======== Text under study

The findings were surprising. The researchers discovered that tree bark, especially at heights above 2 meters from the forest floor, acts as a significant sink for atmospheric methane.

Microbial activity in the bark consumes methane, a process known as ‘methanotrophy.’ This microbial action is so effective that trees’ methane uptake even rivals that of soils, which had been considered the primary terrestrial methane sink. It’s an example of why we should never make assumptions about the natural world.

Methane absorption was particularly strong in tropical forests, where warm and moist conditions favor microbial activity. Temperate and boreal forests also showed methane uptake, albeit at lower rates (see the different scales of the figures above).

The study estimates that globally, trees contribute between 24.6 and 49.9 teragrams (Tg) of methane uptake annually. This newly identified sink makes trees about 10% more beneficial for climate mitigation than previously thought. In other words, we have 10% more reasons to preserve forests.

================
======== Data

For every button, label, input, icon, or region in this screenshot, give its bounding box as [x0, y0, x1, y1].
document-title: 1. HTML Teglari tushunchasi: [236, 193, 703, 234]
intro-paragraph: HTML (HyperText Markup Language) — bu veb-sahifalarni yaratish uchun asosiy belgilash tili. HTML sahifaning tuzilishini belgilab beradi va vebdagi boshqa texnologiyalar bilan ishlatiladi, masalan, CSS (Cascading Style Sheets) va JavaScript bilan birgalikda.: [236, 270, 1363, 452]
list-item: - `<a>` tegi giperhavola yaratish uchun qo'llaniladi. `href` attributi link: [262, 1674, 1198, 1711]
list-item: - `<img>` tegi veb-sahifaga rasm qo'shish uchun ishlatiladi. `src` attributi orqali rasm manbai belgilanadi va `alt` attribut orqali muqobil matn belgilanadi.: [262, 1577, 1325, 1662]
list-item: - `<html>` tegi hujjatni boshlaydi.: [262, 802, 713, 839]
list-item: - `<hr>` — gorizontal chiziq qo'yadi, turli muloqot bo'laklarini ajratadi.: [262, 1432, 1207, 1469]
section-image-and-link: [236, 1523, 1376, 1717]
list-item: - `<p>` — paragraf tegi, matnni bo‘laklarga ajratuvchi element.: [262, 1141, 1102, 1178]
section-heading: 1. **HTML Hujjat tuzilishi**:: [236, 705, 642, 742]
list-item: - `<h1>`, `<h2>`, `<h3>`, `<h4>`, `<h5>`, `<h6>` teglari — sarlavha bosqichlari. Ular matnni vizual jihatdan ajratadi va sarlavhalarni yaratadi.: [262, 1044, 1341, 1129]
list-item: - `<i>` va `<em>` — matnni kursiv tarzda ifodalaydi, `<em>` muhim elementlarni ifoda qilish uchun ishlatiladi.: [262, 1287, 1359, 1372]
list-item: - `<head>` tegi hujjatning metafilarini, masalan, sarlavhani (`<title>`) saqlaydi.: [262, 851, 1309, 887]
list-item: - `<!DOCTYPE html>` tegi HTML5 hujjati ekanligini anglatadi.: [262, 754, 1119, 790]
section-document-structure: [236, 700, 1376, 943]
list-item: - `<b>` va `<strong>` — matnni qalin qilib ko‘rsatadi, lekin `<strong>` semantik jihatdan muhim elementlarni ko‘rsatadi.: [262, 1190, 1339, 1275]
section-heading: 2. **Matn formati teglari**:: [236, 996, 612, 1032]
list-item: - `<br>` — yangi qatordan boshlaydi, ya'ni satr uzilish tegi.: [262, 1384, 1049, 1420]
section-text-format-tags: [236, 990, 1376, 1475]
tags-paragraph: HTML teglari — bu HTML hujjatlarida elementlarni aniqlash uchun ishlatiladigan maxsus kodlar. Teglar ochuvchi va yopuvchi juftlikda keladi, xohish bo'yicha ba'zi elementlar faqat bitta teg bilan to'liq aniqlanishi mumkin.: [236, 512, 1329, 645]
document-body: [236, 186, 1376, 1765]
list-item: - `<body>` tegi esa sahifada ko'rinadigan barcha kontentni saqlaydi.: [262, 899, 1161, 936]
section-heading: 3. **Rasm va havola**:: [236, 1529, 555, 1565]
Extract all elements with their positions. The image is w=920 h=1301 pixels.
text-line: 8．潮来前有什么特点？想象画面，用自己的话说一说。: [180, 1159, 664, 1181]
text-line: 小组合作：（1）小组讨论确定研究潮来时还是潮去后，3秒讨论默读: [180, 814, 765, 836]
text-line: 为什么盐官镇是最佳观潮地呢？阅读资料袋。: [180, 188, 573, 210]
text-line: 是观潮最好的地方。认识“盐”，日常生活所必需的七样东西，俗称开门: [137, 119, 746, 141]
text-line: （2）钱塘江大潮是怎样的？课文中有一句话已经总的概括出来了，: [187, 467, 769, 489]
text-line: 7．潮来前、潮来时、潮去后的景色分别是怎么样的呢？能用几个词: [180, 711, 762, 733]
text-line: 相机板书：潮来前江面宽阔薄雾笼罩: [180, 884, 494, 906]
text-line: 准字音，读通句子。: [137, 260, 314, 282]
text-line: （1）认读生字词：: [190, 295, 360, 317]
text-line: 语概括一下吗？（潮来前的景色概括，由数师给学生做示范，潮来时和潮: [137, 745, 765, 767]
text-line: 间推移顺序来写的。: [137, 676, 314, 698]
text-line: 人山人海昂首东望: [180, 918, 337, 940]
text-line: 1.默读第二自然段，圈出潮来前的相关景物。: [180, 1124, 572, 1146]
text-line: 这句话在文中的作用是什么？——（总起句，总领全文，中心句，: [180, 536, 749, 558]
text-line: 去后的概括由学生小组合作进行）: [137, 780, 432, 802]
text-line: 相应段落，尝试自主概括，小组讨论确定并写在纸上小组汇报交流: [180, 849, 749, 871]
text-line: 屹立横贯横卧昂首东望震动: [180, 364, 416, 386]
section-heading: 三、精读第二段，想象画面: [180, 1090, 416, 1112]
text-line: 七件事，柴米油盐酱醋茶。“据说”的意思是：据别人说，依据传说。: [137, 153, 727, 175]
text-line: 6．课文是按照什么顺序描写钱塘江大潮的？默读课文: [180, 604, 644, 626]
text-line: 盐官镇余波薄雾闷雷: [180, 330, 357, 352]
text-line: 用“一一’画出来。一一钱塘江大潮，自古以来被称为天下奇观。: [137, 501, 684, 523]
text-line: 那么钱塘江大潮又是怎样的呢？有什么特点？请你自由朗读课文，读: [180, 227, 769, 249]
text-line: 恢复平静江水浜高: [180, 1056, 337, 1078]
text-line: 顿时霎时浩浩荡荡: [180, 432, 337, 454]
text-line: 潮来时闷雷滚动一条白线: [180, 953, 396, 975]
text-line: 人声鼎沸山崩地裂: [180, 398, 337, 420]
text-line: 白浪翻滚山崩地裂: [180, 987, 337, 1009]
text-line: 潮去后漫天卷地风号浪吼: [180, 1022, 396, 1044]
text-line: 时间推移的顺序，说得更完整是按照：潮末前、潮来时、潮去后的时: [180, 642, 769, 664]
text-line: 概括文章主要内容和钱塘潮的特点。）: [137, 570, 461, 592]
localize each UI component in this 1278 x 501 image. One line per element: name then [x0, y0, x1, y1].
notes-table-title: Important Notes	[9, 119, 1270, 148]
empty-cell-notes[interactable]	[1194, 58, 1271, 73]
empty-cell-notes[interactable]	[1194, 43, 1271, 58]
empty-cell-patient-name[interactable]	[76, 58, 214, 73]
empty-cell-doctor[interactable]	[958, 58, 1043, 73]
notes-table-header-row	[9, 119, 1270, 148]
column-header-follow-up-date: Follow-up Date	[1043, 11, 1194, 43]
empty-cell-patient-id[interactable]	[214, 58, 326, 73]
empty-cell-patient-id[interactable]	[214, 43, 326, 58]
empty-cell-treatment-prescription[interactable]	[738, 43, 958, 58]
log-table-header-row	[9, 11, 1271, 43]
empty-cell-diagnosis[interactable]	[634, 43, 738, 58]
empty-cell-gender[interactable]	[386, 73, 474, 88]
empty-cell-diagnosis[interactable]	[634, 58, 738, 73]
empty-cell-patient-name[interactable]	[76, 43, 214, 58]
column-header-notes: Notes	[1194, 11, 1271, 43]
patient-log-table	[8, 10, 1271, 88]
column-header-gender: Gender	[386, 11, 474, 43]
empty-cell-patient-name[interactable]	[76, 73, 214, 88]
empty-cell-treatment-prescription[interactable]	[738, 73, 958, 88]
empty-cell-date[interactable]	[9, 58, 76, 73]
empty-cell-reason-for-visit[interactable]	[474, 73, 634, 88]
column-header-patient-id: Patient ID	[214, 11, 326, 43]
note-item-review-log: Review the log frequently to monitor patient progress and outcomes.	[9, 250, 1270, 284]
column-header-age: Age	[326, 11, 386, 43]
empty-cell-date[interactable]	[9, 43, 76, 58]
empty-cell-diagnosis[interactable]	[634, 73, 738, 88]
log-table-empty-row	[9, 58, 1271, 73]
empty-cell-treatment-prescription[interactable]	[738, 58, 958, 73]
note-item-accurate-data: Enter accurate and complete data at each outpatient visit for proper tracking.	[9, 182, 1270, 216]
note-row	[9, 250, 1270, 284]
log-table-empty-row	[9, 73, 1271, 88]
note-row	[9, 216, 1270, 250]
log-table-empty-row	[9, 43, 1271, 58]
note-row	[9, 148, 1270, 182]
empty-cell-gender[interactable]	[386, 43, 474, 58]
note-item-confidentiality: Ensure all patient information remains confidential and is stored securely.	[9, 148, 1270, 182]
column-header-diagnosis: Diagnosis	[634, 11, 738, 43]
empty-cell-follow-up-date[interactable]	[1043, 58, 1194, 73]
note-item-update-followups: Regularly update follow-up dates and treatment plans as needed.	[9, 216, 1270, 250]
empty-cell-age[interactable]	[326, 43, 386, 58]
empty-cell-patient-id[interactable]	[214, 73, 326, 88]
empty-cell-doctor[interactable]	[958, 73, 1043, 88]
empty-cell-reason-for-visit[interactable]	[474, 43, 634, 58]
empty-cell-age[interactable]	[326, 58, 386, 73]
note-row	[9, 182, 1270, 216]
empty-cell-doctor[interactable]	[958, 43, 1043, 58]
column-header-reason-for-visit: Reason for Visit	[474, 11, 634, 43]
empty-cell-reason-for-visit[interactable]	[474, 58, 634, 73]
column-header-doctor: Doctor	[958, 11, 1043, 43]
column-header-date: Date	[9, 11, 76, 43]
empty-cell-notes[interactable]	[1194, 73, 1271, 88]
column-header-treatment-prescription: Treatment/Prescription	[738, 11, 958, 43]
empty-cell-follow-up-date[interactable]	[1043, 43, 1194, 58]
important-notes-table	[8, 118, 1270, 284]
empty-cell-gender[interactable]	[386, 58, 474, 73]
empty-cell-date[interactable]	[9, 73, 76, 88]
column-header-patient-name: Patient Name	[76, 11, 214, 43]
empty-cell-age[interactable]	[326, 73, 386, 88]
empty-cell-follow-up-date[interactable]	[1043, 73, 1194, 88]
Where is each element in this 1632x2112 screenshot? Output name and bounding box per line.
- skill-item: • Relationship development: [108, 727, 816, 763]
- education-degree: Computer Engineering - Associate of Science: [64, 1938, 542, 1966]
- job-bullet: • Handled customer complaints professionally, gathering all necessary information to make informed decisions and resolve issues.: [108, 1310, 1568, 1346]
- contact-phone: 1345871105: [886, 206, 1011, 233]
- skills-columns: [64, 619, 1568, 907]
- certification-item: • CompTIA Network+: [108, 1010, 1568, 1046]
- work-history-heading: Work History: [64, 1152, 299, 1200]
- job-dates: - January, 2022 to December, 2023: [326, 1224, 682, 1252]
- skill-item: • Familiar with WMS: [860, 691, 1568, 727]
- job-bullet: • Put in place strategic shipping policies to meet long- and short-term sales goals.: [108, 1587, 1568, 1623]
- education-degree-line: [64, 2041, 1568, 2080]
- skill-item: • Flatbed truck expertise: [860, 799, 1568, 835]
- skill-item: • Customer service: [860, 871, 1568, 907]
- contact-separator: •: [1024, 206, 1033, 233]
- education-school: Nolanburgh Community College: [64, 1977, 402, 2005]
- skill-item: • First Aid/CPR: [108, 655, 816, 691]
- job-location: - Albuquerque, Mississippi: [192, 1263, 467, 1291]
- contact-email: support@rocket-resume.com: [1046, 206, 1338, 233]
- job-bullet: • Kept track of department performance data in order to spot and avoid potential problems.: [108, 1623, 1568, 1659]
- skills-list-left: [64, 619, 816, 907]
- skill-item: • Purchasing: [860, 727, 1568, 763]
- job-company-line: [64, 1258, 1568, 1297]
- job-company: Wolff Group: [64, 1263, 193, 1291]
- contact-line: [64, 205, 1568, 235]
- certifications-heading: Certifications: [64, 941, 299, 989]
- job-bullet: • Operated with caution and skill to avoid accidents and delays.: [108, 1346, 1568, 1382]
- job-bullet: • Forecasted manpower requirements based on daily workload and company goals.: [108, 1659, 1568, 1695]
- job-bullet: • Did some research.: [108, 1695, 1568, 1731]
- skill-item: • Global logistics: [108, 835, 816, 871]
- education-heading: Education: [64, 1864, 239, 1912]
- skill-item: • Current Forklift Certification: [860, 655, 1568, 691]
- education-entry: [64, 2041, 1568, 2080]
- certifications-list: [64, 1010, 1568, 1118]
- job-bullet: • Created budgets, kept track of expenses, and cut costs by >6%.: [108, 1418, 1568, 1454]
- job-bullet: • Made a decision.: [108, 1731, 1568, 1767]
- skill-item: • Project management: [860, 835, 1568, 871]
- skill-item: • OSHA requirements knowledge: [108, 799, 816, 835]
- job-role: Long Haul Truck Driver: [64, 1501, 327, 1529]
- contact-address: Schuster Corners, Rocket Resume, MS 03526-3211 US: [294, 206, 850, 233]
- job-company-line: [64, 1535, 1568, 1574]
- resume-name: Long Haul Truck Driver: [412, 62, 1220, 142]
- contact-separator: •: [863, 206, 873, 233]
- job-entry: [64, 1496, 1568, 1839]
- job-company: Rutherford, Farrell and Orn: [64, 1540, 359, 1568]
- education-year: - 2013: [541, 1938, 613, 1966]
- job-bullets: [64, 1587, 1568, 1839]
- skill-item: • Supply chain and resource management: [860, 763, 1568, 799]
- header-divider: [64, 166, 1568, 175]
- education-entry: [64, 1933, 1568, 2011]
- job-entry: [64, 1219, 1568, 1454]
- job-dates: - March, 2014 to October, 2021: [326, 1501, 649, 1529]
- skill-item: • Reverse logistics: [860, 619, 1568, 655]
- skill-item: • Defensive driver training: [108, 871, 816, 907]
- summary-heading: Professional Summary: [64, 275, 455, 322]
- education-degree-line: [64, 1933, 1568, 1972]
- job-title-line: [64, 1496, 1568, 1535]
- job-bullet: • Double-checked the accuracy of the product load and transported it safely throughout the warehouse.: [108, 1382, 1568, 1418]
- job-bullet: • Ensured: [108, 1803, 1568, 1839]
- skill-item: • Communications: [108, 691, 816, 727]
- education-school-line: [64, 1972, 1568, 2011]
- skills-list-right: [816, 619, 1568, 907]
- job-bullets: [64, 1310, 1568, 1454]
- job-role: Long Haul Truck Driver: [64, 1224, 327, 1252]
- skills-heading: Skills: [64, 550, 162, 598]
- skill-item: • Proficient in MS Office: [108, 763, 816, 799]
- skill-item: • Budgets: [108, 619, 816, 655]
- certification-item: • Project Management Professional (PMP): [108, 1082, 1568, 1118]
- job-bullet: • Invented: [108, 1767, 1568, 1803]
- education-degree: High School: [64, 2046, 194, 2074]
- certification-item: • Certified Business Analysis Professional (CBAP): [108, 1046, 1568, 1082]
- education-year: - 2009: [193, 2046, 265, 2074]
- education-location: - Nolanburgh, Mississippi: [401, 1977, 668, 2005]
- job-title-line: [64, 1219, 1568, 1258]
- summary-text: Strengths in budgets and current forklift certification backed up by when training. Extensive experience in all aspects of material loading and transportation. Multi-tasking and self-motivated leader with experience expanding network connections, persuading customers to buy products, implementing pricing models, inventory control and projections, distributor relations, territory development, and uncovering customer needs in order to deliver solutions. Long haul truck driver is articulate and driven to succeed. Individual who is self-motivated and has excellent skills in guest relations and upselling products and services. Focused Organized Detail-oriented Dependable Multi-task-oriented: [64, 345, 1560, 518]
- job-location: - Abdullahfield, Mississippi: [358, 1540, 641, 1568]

================

§ How to complete this task:
Extend the passage on tree bark absorbing methane, picking up right after its final sentence.

§ Reply:
Yadvinder Malhi, a co-author from the University of Oxford, highlighted the significance of these findings, saying, “Tree woody surfaces add a third dimension to the way life on Earth interacts with the atmosphere, and this third dimension is teeming with life, and with surprises.”

This research has important implications for understanding the global methane budget (methane in the atmosphere vs. methane out of the atmosphere). Methane emissions have been rising faster than ever since records began in 1983, and the global methane budget is currently unbalanced, with sources exceeding sinks.

This study helps to close the gap in our understanding of methane sources and sinks by identifying trees as a major methane sink.

The findings also reinforce the climate benefits of forest protection and reforestation. We now know that forests sequester carbon dioxide through photosynthesis and remove methane from the atmosphere, providing a dual climate benefit. Professor Vincent Gauci noted, “Our results suggest that planting more trees and reducing deforestation surely must be important parts of any approach towards reducing methane emissions.”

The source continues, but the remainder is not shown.